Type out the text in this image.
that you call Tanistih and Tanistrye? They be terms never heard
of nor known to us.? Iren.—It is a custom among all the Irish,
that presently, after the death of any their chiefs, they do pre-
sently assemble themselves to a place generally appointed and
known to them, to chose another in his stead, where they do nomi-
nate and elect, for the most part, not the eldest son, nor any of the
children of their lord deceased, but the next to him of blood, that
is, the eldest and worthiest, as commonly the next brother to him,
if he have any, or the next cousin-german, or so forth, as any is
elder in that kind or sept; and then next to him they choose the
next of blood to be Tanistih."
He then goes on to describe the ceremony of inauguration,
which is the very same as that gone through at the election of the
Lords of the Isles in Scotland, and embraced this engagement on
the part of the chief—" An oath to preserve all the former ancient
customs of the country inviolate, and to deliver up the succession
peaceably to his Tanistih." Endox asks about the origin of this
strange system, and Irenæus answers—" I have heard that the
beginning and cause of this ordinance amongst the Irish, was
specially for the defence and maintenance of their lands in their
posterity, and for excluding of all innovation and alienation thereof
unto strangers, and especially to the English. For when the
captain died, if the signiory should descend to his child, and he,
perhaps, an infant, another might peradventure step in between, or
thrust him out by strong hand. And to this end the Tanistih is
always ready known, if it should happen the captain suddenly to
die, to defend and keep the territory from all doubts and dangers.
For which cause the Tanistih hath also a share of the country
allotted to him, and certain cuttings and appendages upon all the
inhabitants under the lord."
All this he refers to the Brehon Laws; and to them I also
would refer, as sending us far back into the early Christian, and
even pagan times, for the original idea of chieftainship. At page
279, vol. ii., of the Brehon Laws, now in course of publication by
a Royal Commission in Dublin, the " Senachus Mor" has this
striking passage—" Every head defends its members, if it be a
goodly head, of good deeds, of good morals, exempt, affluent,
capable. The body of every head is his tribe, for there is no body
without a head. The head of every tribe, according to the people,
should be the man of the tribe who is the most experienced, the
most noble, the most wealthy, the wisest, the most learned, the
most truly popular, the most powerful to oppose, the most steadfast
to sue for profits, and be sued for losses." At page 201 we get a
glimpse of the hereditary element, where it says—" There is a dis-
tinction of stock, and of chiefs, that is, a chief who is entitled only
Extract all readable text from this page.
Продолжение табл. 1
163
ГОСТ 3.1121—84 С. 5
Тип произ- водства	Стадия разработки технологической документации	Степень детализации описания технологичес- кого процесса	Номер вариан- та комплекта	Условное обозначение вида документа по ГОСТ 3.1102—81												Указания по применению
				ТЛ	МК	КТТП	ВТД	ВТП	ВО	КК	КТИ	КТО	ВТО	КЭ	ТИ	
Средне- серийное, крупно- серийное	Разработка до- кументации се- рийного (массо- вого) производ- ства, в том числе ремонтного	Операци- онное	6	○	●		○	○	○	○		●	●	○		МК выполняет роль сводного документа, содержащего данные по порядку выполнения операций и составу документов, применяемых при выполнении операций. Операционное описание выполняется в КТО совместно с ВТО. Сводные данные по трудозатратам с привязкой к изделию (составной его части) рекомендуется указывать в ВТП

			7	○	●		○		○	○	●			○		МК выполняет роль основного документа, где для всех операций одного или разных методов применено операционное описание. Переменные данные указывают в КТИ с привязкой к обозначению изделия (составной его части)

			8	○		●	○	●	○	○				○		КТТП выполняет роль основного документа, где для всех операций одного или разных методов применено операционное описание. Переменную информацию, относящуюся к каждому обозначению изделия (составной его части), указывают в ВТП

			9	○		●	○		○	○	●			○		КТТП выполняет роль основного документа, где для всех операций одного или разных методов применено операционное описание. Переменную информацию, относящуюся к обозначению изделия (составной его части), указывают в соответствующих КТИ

************

» **Given instruction**
All of the lines above need to be given again exactly.

» **Answer**
Type out the text in this image.
that you call Tanistih and Tanistrye? They be terms never heard
of nor known to us.? Iren.—It is a custom among all the Irish,
that presently, after the death of any their chiefs, they do pre-
sently assemble themselves to a place generally appointed and
known to them, to chose another in his stead, where they do nomi-
nate and elect, for the most part, not the eldest son, nor any of the
children of their lord deceased, but the next to him of blood, that
is, the eldest and worthiest, as commonly the next brother to him,
if he have any, or the next cousin-german, or so forth, as any is
elder in that kind or sept; and then next to him they choose the
next of blood to be Tanistih."
He then goes on to describe the ceremony of inauguration,
which is the very same as that gone through at the election of the
Lords of the Isles in Scotland, and embraced this engagement on
the part of the chief—" An oath to preserve all the former ancient
customs of the country inviolate, and to deliver up the succession
peaceably to his Tanistih." Endox asks about the origin of this
strange system, and Irenæus answers—" I have heard that the
beginning and cause of this ordinance amongst the Irish, was
specially for the defence and maintenance of their lands in their
posterity, and for excluding of all innovation and alienation thereof
unto strangers, and especially to the English. For when the
captain died, if the signiory should descend to his child, and he,
perhaps, an infant, another might peradventure step in between, or
thrust him out by strong hand. And to this end the Tanistih is
always ready known, if it should happen the captain suddenly to
die, to defend and keep the territory from all doubts and dangers.
For which cause the Tanistih hath also a share of the country
allotted to him, and certain cuttings and appendages upon all the
inhabitants under the lord."
All this he refers to the Brehon Laws; and to them I also
would refer, as sending us far back into the early Christian, and
even pagan times, for the original idea of chieftainship. At page
279, vol. ii., of the Brehon Laws, now in course of publication by
a Royal Commission in Dublin, the " Senachus Mor" has this
striking passage—" Every head defends its members, if it be a
goodly head, of good deeds, of good morals, exempt, affluent,
capable. The body of every head is his tribe, for there is no body
without a head. The head of every tribe, according to the people,
should be the man of the tribe who is the most experienced, the
most noble, the most wealthy, the wisest, the most learned, the
most truly popular, the most powerful to oppose, the most steadfast
to sue for profits, and be sued for losses." At page 201 we get a
glimpse of the hereditary element, where it says—" There is a dis-
tinction of stock, and of chiefs, that is, a chief who is entitled only
Extract all readable text from this page.
Продолжение табл. 1
163
ГОСТ 3.1121—84 С. 5
Тип произ- водства	Стадия разработки технологической документации	Степень детализации описания технологичес- кого процесса	Номер вариан- та комплекта	Условное обозначение вида документа по ГОСТ 3.1102—81												Указания по применению
				ТЛ	МК	КТТП	ВТД	ВТП	ВО	КК	КТИ	КТО	ВТО	КЭ	ТИ	
Средне- серийное, крупно- серийное	Разработка до- кументации се- рийного (массо- вого) производ- ства, в том числе ремонтного	Операци- онное	6	○	●		○	○	○	○		●	●	○		МК выполняет роль сводного документа, содержащего данные по порядку выполнения операций и составу документов, применяемых при выполнении операций. Операционное описание выполняется в КТО совместно с ВТО. Сводные данные по трудозатратам с привязкой к изделию (составной его части) рекомендуется указывать в ВТП

			7	○	●		○		○	○	●			○		МК выполняет роль основного документа, где для всех операций одного или разных методов применено операционное описание. Переменные данные указывают в КТИ с привязкой к обозначению изделия (составной его части)

			8	○		●	○	●	○	○				○		КТТП выполняет роль основного документа, где для всех операций одного или разных методов применено операционное описание. Переменную информацию, относящуюся к каждому обозначению изделия (составной его части), указывают в ВТП

			9	○		●	○		○	○	●			○		КТТП выполняет роль основного документа, где для всех операций одного или разных методов применено операционное описание. Переменную информацию, относящуюся к обозначению изделия (составной его части), указывают в соответствующих КТИ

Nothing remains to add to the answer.